Section du document:
Concert de Brigitte, super top, émouvant, vibrant.

Keren Ann en Guest star , un groupe de filles en col Claudine qui chante dans un esprit Birkin-Gainsbourg/Brel, en première partie.

Des voix langoureuses et suaves, un peu rauques à force de tournées, qui vous rappellent que Paris sera toujours Paris.

Un peu plus d'une semaine s'est écoulée depuis les événements tragiques du 13 novembre 2015

Cet attentat, je l'ai vécu depuis ma fenêtre, à trente mètres de la Belle Equipe rue de Charonne dans le 11eme.

Des connaissances qui y échappent de peu. Habituellement assis en terrasse ils étaient ce soir là exceptionnellement à l'intérieur pour cause d’anniversaire de la patronne.

Alors hier soir, après huit jours d'angoisse et de psychose branchée à "i- télé/B.F.M", j'ai bravé ma peur et j'y suis allée à ce concert.

Si ma copine Chloé ne m'avait pas montré la voie, j'aurai eu peur, j'aurai déserté. Et ils auraient gagné ces salopards de Daech, ce mot qui sonne comme une insulte vulgaire est un monstre sans visage mais aux multiples faciès.

Parfois l’instinct de survie vient des amis.

Hier soir au concert de Brigitte, cette femme à deux têtes, l'atmosphère était palpable.

Une épaisse buée transparente semblait engluer les gens les uns aux autres dans une même pensée. Un truc impalpable nous unissait. Chacun de se saluer avec l'air entendu que si nous étions là ce soir c'était bien parce que cela voulait dire quelque chose. Quelque chose de commun nous liait.

De commun à Chloé, qui fait des Cupcakes magiques rue Pigalle.

De commun à Nasha, juriste à Paris qui dit qu'elle est née du mauvais côté de la frontière car elle est syrienne mais aurait trouvé plus "classe" de naître à Beyrouth.

Lignes d'un jeu de données:
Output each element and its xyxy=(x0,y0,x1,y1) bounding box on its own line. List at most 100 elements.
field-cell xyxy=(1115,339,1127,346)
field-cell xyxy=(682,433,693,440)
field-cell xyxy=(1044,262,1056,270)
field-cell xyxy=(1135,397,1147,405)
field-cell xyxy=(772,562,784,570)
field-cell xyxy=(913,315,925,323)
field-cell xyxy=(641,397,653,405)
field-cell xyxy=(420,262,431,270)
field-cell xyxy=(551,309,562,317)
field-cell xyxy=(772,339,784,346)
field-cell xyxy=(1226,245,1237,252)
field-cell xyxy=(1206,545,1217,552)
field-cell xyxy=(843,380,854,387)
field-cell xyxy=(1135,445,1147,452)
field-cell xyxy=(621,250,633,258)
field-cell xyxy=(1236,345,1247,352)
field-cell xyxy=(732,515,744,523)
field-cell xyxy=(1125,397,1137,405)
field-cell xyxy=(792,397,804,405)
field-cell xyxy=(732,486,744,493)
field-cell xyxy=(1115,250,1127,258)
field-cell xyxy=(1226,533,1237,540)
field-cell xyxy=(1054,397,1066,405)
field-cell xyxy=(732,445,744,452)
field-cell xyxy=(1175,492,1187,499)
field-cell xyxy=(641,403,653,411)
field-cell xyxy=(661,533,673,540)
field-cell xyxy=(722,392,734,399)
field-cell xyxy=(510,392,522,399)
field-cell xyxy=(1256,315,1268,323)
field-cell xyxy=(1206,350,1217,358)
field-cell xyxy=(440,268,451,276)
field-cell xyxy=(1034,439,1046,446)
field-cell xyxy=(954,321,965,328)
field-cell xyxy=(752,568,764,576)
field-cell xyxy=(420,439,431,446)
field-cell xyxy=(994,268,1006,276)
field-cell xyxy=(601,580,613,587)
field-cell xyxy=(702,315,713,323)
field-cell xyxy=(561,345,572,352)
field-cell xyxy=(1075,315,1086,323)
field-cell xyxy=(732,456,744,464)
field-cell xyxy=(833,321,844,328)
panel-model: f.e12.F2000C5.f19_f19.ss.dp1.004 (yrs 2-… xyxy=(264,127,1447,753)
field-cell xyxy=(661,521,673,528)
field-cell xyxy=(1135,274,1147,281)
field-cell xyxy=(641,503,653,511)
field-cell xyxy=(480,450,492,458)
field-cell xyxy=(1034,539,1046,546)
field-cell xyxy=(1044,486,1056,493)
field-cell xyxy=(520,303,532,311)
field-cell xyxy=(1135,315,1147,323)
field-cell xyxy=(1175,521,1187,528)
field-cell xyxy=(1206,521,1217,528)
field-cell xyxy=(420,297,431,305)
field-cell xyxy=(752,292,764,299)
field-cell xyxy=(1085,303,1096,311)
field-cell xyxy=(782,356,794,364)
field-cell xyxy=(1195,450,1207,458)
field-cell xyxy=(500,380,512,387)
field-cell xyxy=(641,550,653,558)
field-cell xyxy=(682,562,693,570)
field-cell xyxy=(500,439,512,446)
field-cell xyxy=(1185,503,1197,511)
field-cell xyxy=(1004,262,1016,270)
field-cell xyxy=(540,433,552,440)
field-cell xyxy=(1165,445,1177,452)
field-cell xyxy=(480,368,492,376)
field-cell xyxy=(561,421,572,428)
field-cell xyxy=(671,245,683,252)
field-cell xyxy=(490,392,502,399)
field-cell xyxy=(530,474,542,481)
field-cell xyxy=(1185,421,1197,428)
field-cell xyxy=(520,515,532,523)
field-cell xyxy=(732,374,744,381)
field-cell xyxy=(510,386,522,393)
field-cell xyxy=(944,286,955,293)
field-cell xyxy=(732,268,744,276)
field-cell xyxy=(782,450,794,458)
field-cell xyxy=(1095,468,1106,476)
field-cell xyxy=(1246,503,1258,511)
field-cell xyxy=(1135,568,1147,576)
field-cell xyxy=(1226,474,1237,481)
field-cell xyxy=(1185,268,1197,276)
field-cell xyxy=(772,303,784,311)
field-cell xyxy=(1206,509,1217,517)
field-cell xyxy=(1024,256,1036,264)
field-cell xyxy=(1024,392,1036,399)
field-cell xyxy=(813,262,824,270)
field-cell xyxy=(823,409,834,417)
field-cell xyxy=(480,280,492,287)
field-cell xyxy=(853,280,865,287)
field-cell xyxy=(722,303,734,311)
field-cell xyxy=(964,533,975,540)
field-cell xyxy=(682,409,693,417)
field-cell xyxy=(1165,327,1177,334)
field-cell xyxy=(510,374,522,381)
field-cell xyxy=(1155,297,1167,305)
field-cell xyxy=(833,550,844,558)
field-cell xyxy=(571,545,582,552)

Énoncé de la tâche: Traduisez en anglais, s'il vous plaît, la phrase « Parfois l’instinct de survie vient des amis. » tirée du texte sur le concert de Brigitte.

Réponse au problème: Sometimes the survival instinct comes from friends.